Scan the records below. List lines holding "JSON".

Records that describe figures
* BEGIN *

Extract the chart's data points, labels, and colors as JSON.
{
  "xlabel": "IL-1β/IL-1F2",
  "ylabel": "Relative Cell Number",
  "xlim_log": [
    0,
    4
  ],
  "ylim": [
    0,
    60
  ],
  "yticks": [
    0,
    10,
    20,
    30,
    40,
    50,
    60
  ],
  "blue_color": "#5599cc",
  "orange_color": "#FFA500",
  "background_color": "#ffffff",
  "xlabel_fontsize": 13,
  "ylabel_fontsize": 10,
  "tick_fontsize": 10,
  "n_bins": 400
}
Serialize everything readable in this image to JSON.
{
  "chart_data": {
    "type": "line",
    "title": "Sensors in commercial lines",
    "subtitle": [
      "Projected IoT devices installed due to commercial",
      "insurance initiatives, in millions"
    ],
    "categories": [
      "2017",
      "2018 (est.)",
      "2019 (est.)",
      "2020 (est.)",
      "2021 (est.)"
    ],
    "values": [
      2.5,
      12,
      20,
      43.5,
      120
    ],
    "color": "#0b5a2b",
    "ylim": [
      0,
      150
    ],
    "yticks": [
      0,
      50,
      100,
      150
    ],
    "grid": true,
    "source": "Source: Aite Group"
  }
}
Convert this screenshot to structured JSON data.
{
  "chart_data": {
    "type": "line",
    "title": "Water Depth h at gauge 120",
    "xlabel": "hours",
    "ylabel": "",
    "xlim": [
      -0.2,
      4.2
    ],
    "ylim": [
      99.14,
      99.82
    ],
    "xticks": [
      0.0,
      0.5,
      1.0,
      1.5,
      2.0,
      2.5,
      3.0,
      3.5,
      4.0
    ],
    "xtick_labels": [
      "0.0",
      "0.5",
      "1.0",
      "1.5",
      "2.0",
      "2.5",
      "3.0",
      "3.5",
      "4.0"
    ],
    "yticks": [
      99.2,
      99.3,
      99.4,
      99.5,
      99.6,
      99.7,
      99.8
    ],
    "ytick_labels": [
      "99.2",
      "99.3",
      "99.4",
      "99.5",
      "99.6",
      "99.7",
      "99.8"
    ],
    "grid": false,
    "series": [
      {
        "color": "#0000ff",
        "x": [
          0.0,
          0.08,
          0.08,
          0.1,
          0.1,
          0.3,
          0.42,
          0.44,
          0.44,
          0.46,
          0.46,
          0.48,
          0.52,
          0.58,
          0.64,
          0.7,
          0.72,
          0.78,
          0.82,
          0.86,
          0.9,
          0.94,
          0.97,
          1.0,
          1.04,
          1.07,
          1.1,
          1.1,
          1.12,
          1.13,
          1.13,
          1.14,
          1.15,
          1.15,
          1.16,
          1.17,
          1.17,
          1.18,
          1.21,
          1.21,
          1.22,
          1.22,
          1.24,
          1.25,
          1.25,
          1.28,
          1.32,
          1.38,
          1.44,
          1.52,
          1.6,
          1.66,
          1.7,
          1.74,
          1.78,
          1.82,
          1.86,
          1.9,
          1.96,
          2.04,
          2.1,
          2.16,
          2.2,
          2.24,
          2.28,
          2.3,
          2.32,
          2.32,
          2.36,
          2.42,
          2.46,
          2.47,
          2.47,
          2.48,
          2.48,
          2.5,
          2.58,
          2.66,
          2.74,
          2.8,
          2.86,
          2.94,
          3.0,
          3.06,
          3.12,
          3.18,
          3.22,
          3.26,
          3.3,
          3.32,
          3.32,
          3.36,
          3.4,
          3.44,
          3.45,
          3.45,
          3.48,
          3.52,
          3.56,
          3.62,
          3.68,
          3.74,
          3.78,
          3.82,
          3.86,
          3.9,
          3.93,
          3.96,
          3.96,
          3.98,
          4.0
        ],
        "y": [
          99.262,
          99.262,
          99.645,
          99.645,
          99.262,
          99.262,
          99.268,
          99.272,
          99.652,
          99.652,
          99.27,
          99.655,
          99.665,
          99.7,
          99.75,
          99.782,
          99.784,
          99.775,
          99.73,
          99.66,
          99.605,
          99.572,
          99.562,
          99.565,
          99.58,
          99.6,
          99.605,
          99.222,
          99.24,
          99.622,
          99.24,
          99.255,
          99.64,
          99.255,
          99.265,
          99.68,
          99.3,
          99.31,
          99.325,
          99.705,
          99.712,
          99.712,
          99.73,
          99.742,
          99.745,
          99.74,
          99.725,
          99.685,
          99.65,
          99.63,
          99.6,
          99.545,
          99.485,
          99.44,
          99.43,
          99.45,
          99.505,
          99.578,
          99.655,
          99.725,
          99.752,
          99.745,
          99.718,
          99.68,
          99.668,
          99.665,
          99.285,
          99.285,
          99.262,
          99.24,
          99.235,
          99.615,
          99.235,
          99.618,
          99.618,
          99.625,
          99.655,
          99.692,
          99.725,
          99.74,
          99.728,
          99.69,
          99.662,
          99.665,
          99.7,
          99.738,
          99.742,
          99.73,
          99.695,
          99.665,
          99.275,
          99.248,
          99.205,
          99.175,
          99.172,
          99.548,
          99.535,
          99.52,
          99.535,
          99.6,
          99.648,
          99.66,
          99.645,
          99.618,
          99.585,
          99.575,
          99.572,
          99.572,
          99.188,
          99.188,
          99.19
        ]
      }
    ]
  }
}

* END *

◆ Task result:
Extract the chart's data points, labels, and colors as JSON.
Serialize everything readable in this image to JSON.
Convert this screenshot to structured JSON data.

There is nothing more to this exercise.